MATERIALS PROVIDED.
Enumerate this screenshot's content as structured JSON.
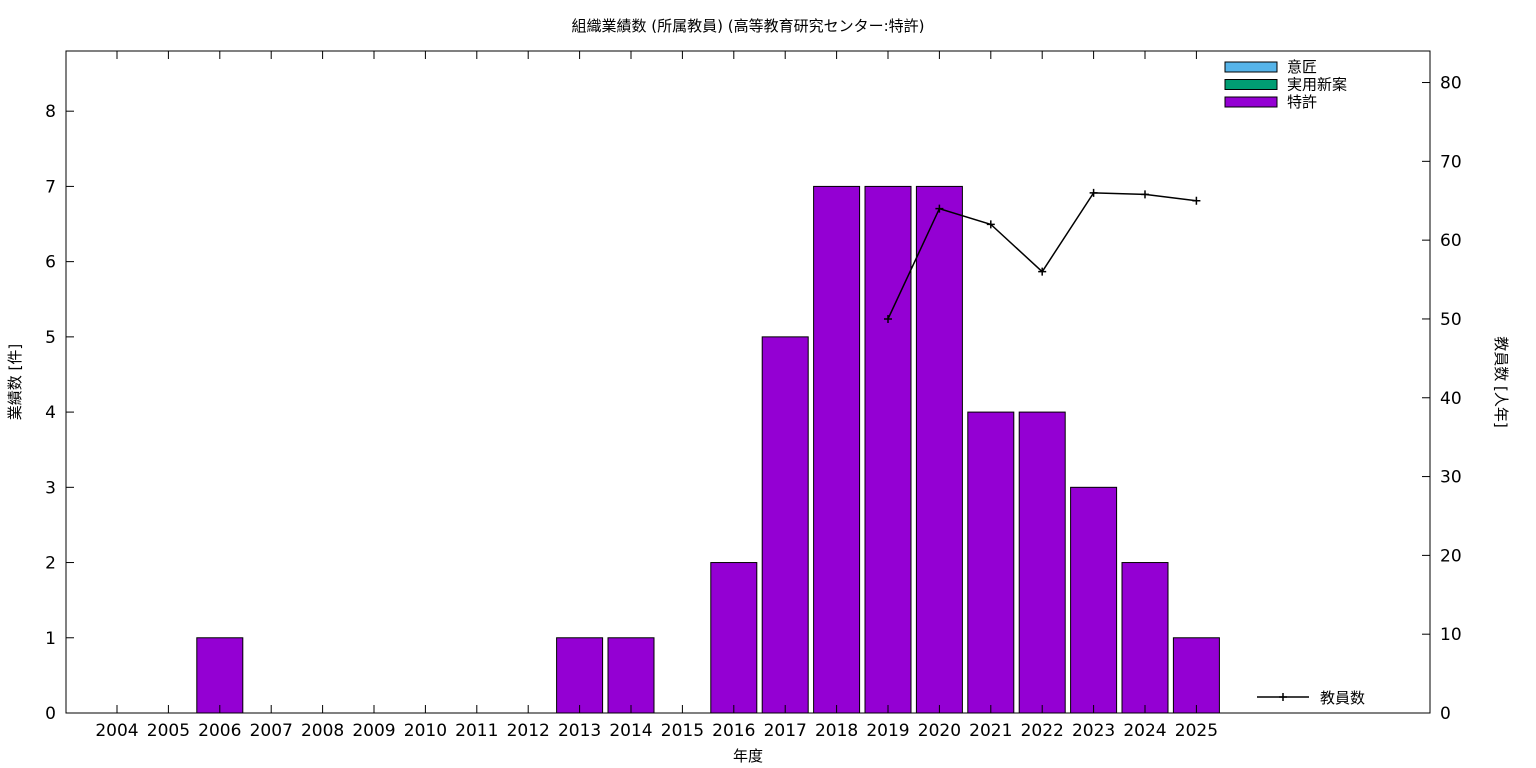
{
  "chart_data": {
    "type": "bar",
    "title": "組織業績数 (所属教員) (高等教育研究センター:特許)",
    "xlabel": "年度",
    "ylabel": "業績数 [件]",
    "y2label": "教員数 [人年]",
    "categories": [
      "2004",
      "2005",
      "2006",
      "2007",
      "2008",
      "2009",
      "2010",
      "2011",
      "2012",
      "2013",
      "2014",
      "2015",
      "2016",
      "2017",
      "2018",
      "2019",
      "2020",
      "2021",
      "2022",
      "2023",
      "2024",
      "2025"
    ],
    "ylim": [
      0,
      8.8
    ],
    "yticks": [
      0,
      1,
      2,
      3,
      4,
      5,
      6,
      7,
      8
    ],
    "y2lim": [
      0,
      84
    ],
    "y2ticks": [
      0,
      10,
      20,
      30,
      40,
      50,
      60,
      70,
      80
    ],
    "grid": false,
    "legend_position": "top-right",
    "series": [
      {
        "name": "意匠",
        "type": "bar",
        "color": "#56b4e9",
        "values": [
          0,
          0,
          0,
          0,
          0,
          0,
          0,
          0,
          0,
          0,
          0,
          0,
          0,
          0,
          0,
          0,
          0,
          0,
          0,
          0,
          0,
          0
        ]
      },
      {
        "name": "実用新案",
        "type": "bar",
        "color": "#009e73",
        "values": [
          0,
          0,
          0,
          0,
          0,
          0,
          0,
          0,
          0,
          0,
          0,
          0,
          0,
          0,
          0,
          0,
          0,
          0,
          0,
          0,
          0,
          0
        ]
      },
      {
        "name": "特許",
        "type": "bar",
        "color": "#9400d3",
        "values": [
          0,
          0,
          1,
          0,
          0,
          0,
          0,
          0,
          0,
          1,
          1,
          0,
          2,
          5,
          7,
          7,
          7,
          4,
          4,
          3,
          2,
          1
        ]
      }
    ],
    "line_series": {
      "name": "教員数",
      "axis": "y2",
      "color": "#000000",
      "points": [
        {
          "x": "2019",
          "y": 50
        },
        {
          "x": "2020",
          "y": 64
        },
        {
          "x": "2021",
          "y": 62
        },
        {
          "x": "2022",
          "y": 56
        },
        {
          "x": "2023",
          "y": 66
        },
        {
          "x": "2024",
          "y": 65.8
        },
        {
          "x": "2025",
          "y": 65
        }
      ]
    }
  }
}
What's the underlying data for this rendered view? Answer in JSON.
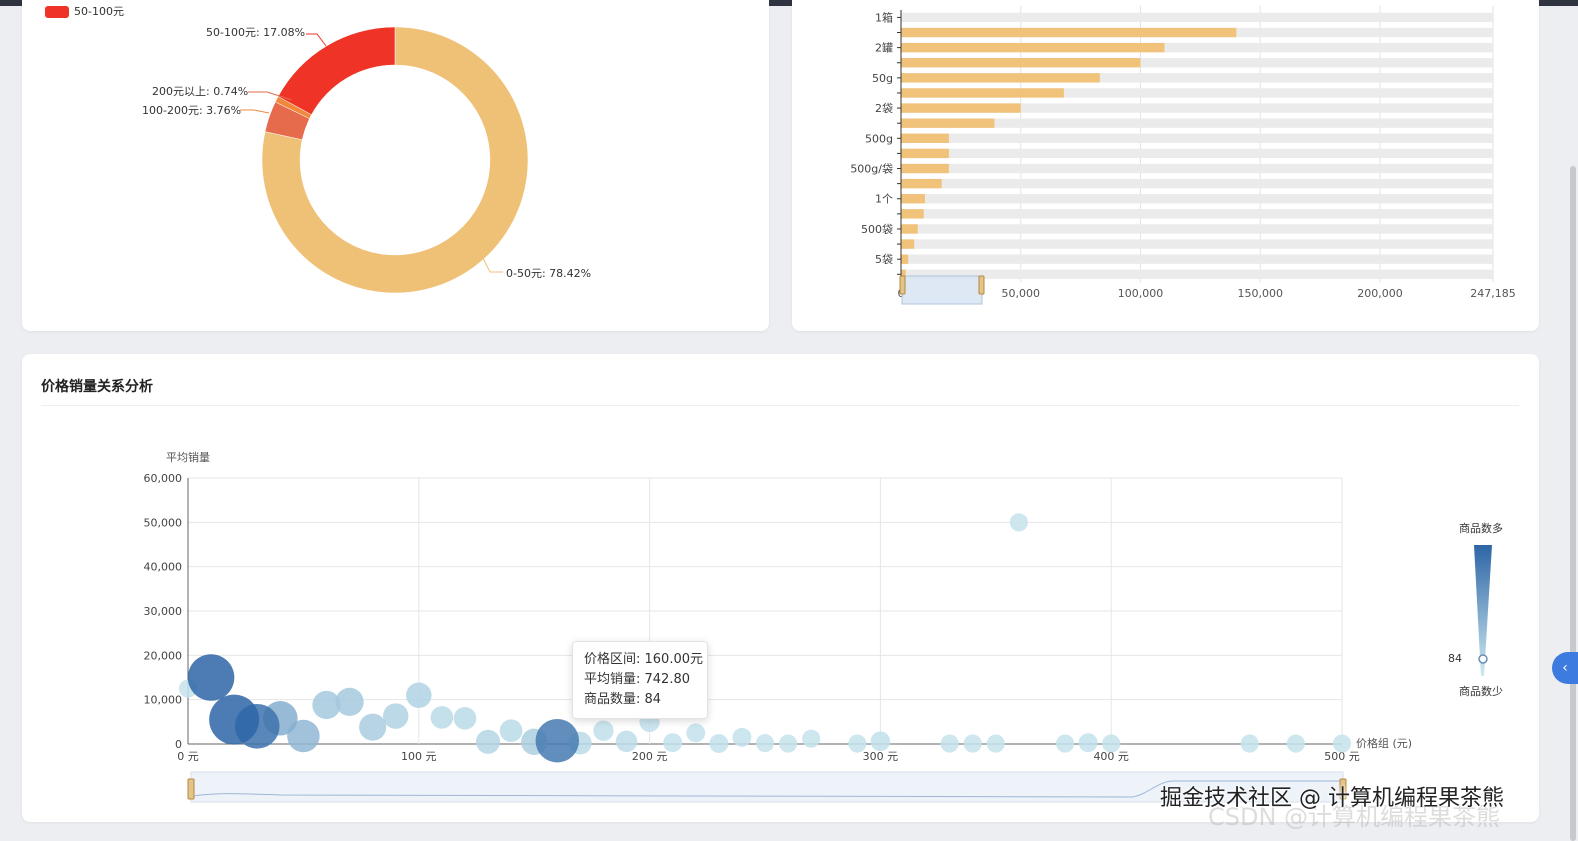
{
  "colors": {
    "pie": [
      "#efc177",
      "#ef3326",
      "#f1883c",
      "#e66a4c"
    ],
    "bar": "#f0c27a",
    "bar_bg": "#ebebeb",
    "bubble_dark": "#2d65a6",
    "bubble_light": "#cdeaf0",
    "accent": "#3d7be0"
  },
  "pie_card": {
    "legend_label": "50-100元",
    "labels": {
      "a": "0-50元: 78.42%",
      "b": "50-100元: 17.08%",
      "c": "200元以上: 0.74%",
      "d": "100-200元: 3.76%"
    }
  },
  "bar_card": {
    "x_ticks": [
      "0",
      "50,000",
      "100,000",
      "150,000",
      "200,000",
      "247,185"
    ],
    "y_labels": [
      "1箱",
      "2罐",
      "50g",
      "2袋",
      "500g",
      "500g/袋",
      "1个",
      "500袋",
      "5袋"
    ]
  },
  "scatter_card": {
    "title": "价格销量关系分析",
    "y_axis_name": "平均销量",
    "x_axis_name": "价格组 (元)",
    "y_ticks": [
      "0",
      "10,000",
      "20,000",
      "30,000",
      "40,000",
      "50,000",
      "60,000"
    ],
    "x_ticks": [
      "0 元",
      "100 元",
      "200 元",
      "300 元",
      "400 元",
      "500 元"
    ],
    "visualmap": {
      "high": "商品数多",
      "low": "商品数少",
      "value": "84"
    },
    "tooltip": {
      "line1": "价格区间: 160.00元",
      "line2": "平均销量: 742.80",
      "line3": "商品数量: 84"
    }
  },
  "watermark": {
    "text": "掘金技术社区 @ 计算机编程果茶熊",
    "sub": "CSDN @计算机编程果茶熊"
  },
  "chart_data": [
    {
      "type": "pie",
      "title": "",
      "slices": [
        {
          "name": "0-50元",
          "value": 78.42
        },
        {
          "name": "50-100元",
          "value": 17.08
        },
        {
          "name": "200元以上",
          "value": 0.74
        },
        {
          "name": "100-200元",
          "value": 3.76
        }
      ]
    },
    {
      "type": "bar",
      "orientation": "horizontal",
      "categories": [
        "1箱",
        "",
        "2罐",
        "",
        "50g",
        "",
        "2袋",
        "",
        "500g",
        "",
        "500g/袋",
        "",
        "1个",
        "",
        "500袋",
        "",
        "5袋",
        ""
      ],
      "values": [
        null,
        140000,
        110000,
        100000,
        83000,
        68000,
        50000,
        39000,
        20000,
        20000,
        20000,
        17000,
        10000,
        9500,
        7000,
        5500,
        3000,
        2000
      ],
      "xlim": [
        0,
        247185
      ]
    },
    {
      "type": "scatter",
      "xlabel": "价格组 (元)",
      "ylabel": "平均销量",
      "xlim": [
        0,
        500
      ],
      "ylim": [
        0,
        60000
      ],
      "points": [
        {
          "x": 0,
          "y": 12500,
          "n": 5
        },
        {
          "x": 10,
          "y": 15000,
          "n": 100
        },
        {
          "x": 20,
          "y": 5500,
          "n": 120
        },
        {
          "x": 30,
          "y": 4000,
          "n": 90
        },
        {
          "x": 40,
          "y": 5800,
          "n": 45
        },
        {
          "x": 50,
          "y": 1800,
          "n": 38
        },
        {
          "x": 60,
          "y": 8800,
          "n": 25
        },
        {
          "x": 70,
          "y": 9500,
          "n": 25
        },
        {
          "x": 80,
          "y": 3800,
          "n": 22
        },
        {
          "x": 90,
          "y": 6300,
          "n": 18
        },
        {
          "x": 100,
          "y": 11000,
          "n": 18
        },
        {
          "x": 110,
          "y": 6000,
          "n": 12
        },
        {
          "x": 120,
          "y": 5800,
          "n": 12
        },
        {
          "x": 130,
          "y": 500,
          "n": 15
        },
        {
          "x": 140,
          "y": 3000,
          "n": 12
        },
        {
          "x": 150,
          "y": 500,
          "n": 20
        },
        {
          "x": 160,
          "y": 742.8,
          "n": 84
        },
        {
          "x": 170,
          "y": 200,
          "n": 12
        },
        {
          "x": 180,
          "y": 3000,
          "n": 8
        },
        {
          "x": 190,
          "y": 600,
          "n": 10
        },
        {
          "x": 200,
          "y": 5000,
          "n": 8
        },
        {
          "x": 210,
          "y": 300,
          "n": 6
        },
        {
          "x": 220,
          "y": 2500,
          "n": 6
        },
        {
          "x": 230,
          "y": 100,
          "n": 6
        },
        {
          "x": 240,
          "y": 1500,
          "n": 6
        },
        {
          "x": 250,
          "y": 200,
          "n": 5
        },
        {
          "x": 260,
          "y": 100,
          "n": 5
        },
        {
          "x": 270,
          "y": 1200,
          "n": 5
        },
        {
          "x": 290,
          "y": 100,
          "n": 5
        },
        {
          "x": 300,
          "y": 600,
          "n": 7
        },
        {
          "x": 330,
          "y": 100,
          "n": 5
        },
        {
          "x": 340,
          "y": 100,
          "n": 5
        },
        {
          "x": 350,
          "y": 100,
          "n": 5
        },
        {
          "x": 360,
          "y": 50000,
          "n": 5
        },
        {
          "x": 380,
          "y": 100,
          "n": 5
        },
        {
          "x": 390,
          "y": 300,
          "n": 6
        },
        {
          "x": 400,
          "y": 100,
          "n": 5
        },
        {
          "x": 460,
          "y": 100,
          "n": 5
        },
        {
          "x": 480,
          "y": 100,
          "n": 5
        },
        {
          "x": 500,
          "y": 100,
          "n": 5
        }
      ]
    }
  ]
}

WHAT THE EXERCISE ASKS. Restate each entry word for word, please, but drop any images it holds.

COMPLETED TASK.
Enumerate this screenshot's content as structured JSON.
{
  "chart_data": {
    "type": "bar",
    "title": "組織業績数 (所属教員) (高等教育研究センター:特許)",
    "xlabel": "年度",
    "ylabel": "業績数 [件]",
    "y2label": "教員数 [人年]",
    "categories": [
      "2004",
      "2005",
      "2006",
      "2007",
      "2008",
      "2009",
      "2010",
      "2011",
      "2012",
      "2013",
      "2014",
      "2015",
      "2016",
      "2017",
      "2018",
      "2019",
      "2020",
      "2021",
      "2022",
      "2023",
      "2024",
      "2025"
    ],
    "ylim": [
      0,
      8.8
    ],
    "yticks": [
      0,
      1,
      2,
      3,
      4,
      5,
      6,
      7,
      8
    ],
    "y2lim": [
      0,
      84
    ],
    "y2ticks": [
      0,
      10,
      20,
      30,
      40,
      50,
      60,
      70,
      80
    ],
    "grid": false,
    "legend_position": "top-right",
    "series": [
      {
        "name": "意匠",
        "type": "bar",
        "color": "#56b4e9",
        "values": [
          0,
          0,
          0,
          0,
          0,
          0,
          0,
          0,
          0,
          0,
          0,
          0,
          0,
          0,
          0,
          0,
          0,
          0,
          0,
          0,
          0,
          0
        ]
      },
      {
        "name": "実用新案",
        "type": "bar",
        "color": "#009e73",
        "values": [
          0,
          0,
          0,
          0,
          0,
          0,
          0,
          0,
          0,
          0,
          0,
          0,
          0,
          0,
          0,
          0,
          0,
          0,
          0,
          0,
          0,
          0
        ]
      },
      {
        "name": "特許",
        "type": "bar",
        "color": "#9400d3",
        "values": [
          0,
          0,
          1,
          0,
          0,
          0,
          0,
          0,
          0,
          1,
          1,
          0,
          2,
          5,
          7,
          7,
          7,
          4,
          4,
          3,
          2,
          1
        ]
      }
    ],
    "line_series": {
      "name": "教員数",
      "axis": "y2",
      "color": "#000000",
      "points": [
        {
          "x": "2019",
          "y": 50
        },
        {
          "x": "2020",
          "y": 64
        },
        {
          "x": "2021",
          "y": 62
        },
        {
          "x": "2022",
          "y": 56
        },
        {
          "x": "2023",
          "y": 66
        },
        {
          "x": "2024",
          "y": 65.8
        },
        {
          "x": "2025",
          "y": 65
        }
      ]
    }
  }
}
What's the underlying data for this rendered view? Answer in JSON.
{
  "colors": {
    "pie": [
      "#efc177",
      "#ef3326",
      "#f1883c",
      "#e66a4c"
    ],
    "bar": "#f0c27a",
    "bar_bg": "#ebebeb",
    "bubble_dark": "#2d65a6",
    "bubble_light": "#cdeaf0",
    "accent": "#3d7be0"
  },
  "pie_card": {
    "legend_label": "50-100元",
    "labels": {
      "a": "0-50元: 78.42%",
      "b": "50-100元: 17.08%",
      "c": "200元以上: 0.74%",
      "d": "100-200元: 3.76%"
    }
  },
  "bar_card": {
    "x_ticks": [
      "0",
      "50,000",
      "100,000",
      "150,000",
      "200,000",
      "247,185"
    ],
    "y_labels": [
      "1箱",
      "2罐",
      "50g",
      "2袋",
      "500g",
      "500g/袋",
      "1个",
      "500袋",
      "5袋"
    ]
  },
  "scatter_card": {
    "title": "价格销量关系分析",
    "y_axis_name": "平均销量",
    "x_axis_name": "价格组 (元)",
    "y_ticks": [
      "0",
      "10,000",
      "20,000",
      "30,000",
      "40,000",
      "50,000",
      "60,000"
    ],
    "x_ticks": [
      "0 元",
      "100 元",
      "200 元",
      "300 元",
      "400 元",
      "500 元"
    ],
    "visualmap": {
      "high": "商品数多",
      "low": "商品数少",
      "value": "84"
    },
    "tooltip": {
      "line1": "价格区间: 160.00元",
      "line2": "平均销量: 742.80",
      "line3": "商品数量: 84"
    }
  },
  "watermark": {
    "text": "掘金技术社区 @ 计算机编程果茶熊",
    "sub": "CSDN @计算机编程果茶熊"
  },
  "chart_data": [
    {
      "type": "pie",
      "title": "",
      "slices": [
        {
          "name": "0-50元",
          "value": 78.42
        },
        {
          "name": "50-100元",
          "value": 17.08
        },
        {
          "name": "200元以上",
          "value": 0.74
        },
        {
          "name": "100-200元",
          "value": 3.76
        }
      ]
    },
    {
      "type": "bar",
      "orientation": "horizontal",
      "categories": [
        "1箱",
        "",
        "2罐",
        "",
        "50g",
        "",
        "2袋",
        "",
        "500g",
        "",
        "500g/袋",
        "",
        "1个",
        "",
        "500袋",
        "",
        "5袋",
        ""
      ],
      "values": [
        null,
        140000,
        110000,
        100000,
        83000,
        68000,
        50000,
        39000,
        20000,
        20000,
        20000,
        17000,
        10000,
        9500,
        7000,
        5500,
        3000,
        2000
      ],
      "xlim": [
        0,
        247185
      ]
    },
    {
      "type": "scatter",
      "xlabel": "价格组 (元)",
      "ylabel": "平均销量",
      "xlim": [
        0,
        500
      ],
      "ylim": [
        0,
        60000
      ],
      "points": [
        {
          "x": 0,
          "y": 12500,
          "n": 5
        },
        {
          "x": 10,
          "y": 15000,
          "n": 100
        },
        {
          "x": 20,
          "y": 5500,
          "n": 120
        },
        {
          "x": 30,
          "y": 4000,
          "n": 90
        },
        {
          "x": 40,
          "y": 5800,
          "n": 45
        },
        {
          "x": 50,
          "y": 1800,
          "n": 38
        },
        {
          "x": 60,
          "y": 8800,
          "n": 25
        },
        {
          "x": 70,
          "y": 9500,
          "n": 25
        },
        {
          "x": 80,
          "y": 3800,
          "n": 22
        },
        {
          "x": 90,
          "y": 6300,
          "n": 18
        },
        {
          "x": 100,
          "y": 11000,
          "n": 18
        },
        {
          "x": 110,
          "y": 6000,
          "n": 12
        },
        {
          "x": 120,
          "y": 5800,
          "n": 12
        },
        {
          "x": 130,
          "y": 500,
          "n": 15
        },
        {
          "x": 140,
          "y": 3000,
          "n": 12
        },
        {
          "x": 150,
          "y": 500,
          "n": 20
        },
        {
          "x": 160,
          "y": 742.8,
          "n": 84
        },
        {
          "x": 170,
          "y": 200,
          "n": 12
        },
        {
          "x": 180,
          "y": 3000,
          "n": 8
        },
        {
          "x": 190,
          "y": 600,
          "n": 10
        },
        {
          "x": 200,
          "y": 5000,
          "n": 8
        },
        {
          "x": 210,
          "y": 300,
          "n": 6
        },
        {
          "x": 220,
          "y": 2500,
          "n": 6
        },
        {
          "x": 230,
          "y": 100,
          "n": 6
        },
        {
          "x": 240,
          "y": 1500,
          "n": 6
        },
        {
          "x": 250,
          "y": 200,
          "n": 5
        },
        {
          "x": 260,
          "y": 100,
          "n": 5
        },
        {
          "x": 270,
          "y": 1200,
          "n": 5
        },
        {
          "x": 290,
          "y": 100,
          "n": 5
        },
        {
          "x": 300,
          "y": 600,
          "n": 7
        },
        {
          "x": 330,
          "y": 100,
          "n": 5
        },
        {
          "x": 340,
          "y": 100,
          "n": 5
        },
        {
          "x": 350,
          "y": 100,
          "n": 5
        },
        {
          "x": 360,
          "y": 50000,
          "n": 5
        },
        {
          "x": 380,
          "y": 100,
          "n": 5
        },
        {
          "x": 390,
          "y": 300,
          "n": 6
        },
        {
          "x": 400,
          "y": 100,
          "n": 5
        },
        {
          "x": 460,
          "y": 100,
          "n": 5
        },
        {
          "x": 480,
          "y": 100,
          "n": 5
        },
        {
          "x": 500,
          "y": 100,
          "n": 5
        }
      ]
    }
  ]
}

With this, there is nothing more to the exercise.